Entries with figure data
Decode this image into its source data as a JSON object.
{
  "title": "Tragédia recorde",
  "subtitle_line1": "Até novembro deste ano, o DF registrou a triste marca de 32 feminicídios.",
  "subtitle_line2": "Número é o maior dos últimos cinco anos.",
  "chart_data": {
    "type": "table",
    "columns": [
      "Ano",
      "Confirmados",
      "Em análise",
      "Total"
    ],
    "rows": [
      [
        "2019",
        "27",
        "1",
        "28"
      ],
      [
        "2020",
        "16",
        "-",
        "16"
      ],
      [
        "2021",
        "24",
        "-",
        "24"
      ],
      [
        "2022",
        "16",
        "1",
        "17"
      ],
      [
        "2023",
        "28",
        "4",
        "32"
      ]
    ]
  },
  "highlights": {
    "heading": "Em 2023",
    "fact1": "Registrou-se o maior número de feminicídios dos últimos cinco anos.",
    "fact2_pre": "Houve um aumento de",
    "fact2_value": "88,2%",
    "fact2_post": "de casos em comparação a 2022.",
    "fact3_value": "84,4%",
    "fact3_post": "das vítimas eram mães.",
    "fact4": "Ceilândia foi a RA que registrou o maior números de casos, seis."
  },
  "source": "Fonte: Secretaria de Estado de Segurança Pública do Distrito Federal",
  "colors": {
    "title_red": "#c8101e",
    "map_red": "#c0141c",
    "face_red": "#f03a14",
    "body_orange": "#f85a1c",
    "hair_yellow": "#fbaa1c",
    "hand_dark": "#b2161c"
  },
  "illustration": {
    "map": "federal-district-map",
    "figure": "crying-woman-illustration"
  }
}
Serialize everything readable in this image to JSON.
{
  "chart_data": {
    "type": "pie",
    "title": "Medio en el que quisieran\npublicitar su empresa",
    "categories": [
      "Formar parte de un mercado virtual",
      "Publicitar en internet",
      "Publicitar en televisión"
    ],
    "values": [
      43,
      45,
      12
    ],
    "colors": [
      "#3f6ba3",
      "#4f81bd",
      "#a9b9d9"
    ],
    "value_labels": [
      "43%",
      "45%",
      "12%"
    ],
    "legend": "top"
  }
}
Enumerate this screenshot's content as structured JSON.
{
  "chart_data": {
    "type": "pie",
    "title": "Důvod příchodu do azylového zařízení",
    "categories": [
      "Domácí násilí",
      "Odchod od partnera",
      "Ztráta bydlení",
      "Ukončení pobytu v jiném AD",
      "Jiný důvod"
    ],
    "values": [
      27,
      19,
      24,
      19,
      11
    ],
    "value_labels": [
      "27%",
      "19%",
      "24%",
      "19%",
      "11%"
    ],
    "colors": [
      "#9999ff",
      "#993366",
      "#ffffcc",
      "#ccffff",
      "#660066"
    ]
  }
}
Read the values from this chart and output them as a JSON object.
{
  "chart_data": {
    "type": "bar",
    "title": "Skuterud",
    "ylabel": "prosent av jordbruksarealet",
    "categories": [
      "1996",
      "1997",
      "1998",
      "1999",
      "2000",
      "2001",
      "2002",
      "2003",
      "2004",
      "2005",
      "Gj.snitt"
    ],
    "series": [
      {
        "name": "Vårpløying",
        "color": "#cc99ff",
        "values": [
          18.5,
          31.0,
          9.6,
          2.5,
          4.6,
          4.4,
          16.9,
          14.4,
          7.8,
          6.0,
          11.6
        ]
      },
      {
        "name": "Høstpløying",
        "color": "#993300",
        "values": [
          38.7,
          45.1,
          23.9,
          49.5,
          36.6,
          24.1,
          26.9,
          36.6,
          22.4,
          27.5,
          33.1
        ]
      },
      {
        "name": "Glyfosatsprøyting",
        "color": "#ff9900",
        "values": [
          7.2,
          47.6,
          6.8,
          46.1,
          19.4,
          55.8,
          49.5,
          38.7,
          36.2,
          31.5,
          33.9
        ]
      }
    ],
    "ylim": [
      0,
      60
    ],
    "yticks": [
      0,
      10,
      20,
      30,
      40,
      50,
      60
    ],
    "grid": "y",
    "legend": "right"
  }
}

→ Task statement: Each line that holds the word "feminicídios" is to be copied.

→ Finished answer:
  "subtitle_line1": "Até novembro deste ano, o DF registrou a triste marca de 32 feminicídios.",
    "fact1": "Registrou-se o maior número de feminicídios dos últimos cinco anos.",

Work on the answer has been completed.